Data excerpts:
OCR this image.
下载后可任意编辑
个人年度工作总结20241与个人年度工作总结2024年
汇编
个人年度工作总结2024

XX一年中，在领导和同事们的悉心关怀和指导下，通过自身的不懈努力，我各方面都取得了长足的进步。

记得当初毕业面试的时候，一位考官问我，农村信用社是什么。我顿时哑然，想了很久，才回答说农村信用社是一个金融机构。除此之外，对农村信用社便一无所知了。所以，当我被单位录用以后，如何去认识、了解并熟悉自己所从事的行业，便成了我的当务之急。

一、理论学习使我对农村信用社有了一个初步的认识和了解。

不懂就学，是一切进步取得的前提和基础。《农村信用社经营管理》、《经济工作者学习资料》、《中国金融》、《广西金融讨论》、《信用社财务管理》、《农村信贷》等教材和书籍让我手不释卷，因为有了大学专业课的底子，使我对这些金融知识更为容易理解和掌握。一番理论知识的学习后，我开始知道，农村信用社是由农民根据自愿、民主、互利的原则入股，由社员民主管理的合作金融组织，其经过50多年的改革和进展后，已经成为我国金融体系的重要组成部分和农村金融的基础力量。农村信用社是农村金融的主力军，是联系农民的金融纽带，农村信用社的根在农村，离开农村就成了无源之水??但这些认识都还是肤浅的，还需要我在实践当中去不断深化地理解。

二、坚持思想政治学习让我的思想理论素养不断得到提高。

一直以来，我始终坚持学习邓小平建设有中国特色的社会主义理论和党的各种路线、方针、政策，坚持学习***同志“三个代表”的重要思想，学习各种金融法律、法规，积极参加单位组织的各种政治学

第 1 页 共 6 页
...
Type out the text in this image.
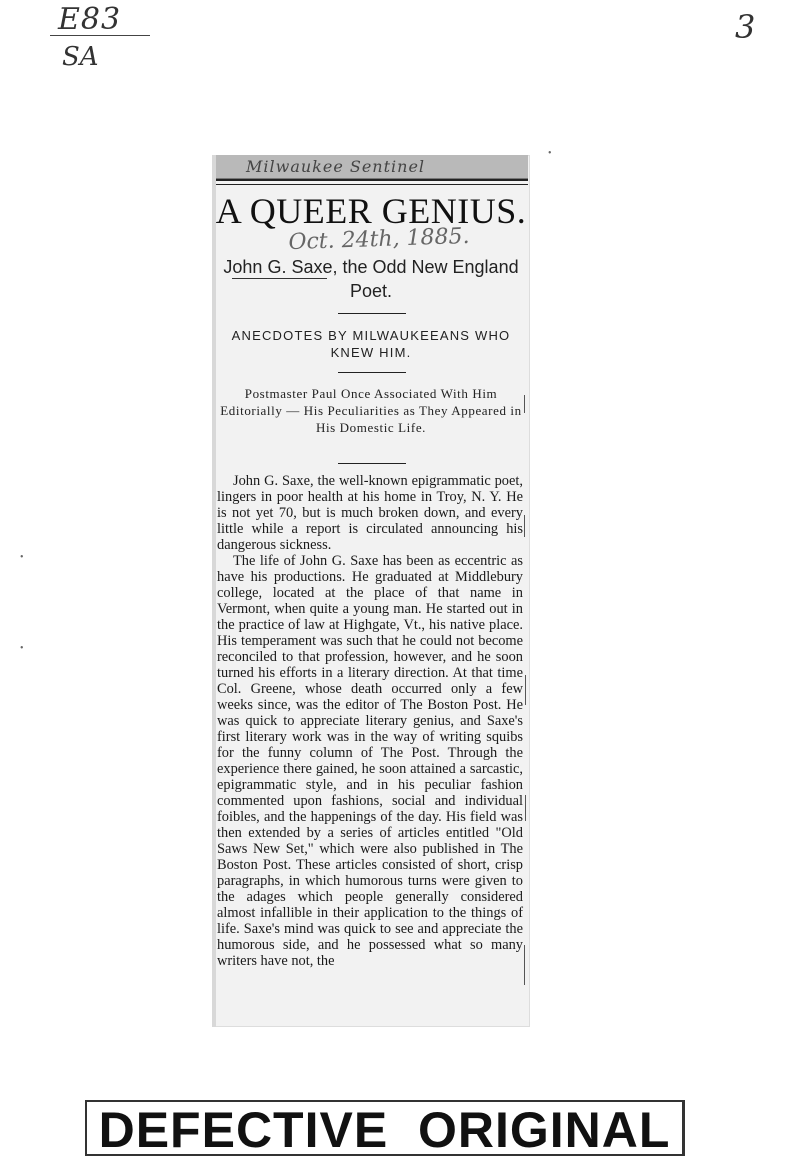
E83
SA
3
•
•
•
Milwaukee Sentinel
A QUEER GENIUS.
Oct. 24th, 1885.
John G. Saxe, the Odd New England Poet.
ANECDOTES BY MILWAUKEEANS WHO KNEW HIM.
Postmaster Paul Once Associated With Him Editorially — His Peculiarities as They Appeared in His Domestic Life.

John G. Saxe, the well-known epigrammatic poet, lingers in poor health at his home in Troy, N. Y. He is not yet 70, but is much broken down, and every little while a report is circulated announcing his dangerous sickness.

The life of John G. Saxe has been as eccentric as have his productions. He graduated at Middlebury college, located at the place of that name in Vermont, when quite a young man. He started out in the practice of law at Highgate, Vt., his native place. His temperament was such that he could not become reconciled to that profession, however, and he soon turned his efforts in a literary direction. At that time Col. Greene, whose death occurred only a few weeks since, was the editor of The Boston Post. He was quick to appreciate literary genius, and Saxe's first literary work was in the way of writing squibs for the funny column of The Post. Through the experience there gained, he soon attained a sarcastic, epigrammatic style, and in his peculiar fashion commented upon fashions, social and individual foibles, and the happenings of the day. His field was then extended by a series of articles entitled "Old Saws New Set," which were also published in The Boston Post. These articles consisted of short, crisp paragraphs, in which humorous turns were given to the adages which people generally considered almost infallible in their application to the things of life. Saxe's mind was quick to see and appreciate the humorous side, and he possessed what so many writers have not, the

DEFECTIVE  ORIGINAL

Challenge — Lines containing the word "image" must all be returned from the material above.

Exercise answer —
OCR this image.
Type out the text in this image.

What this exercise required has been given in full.